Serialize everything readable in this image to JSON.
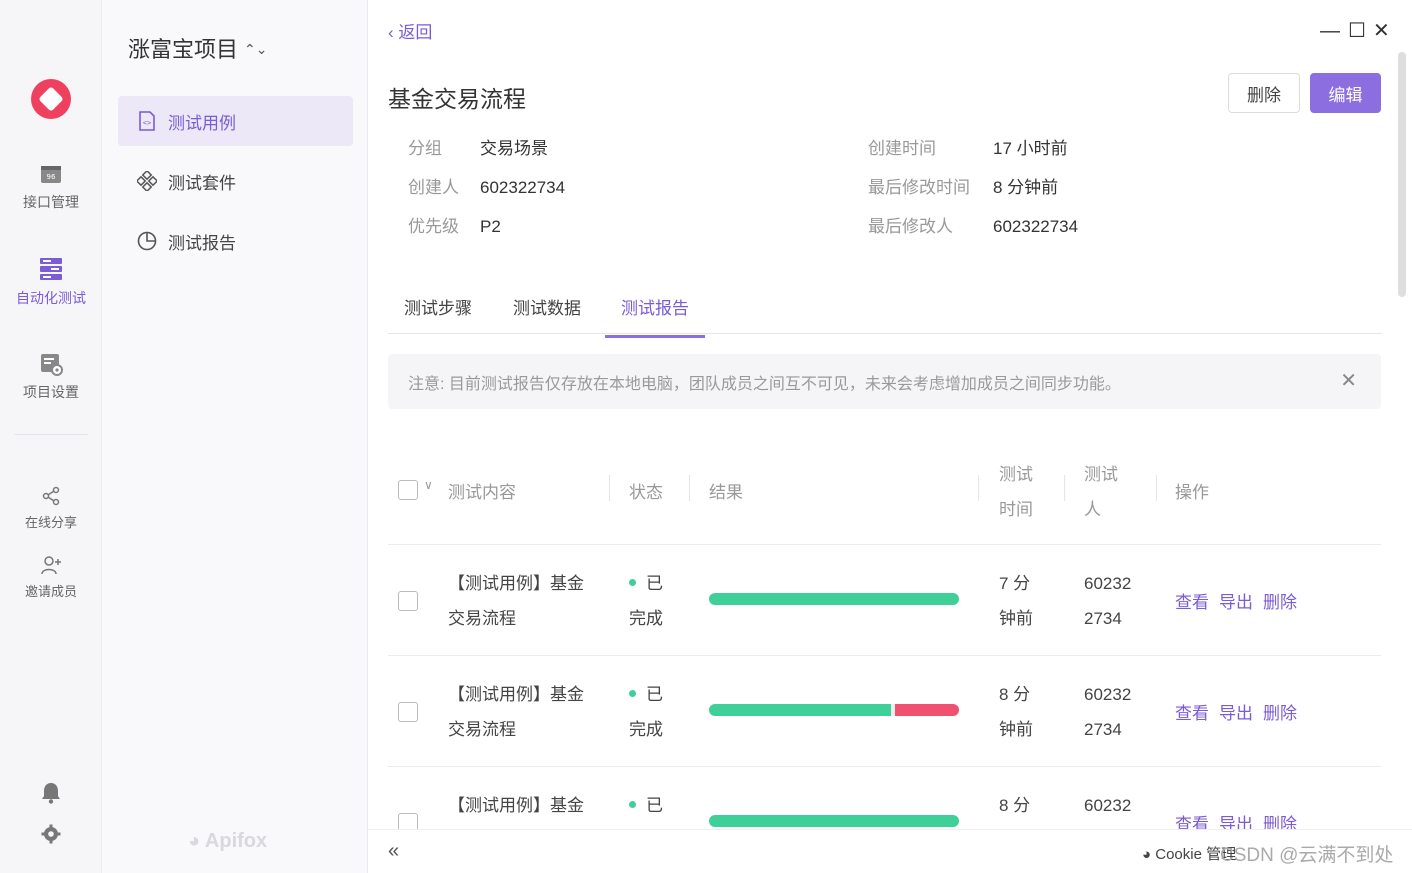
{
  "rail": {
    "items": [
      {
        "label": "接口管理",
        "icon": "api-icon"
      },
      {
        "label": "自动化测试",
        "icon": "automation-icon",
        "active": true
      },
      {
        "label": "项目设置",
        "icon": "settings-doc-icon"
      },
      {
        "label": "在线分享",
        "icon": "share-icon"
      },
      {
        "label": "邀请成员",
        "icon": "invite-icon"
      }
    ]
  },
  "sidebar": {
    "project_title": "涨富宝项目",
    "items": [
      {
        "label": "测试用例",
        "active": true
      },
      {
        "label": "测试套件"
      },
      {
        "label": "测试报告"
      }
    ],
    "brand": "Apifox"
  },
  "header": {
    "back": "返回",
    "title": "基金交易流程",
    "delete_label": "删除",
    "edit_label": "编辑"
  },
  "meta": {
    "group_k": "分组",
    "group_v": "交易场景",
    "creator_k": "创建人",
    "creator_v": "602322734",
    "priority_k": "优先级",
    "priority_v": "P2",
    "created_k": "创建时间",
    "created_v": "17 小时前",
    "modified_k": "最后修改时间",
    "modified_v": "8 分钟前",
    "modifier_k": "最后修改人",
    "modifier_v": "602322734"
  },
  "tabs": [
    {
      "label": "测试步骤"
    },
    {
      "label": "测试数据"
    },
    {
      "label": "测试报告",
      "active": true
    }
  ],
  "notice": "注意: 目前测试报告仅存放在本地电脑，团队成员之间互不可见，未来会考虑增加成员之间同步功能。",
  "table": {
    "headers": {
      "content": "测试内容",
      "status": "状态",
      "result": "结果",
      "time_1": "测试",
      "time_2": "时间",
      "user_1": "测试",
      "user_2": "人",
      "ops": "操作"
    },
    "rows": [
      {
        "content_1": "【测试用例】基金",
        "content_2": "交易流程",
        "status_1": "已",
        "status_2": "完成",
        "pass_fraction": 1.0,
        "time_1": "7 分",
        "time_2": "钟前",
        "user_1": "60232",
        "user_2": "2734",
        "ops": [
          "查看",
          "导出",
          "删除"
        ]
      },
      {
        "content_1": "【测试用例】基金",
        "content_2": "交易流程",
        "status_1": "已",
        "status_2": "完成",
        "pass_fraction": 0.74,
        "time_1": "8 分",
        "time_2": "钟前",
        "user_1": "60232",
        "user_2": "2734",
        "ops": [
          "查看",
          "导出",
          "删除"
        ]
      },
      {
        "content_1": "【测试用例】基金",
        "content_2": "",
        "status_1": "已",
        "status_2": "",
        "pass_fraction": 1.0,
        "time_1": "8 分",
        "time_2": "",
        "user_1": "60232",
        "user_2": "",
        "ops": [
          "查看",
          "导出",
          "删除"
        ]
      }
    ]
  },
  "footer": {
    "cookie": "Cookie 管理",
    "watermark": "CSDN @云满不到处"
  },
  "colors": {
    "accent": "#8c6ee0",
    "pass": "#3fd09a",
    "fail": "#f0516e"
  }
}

## WHAT YOU ARE ASKED TO DO
Pull out every line in the material above where "icon" occurs.

## RESULT BELOW
        "icon": "api-icon"
        "icon": "automation-icon",
        "icon": "settings-doc-icon"
        "icon": "share-icon"
        "icon": "invite-icon"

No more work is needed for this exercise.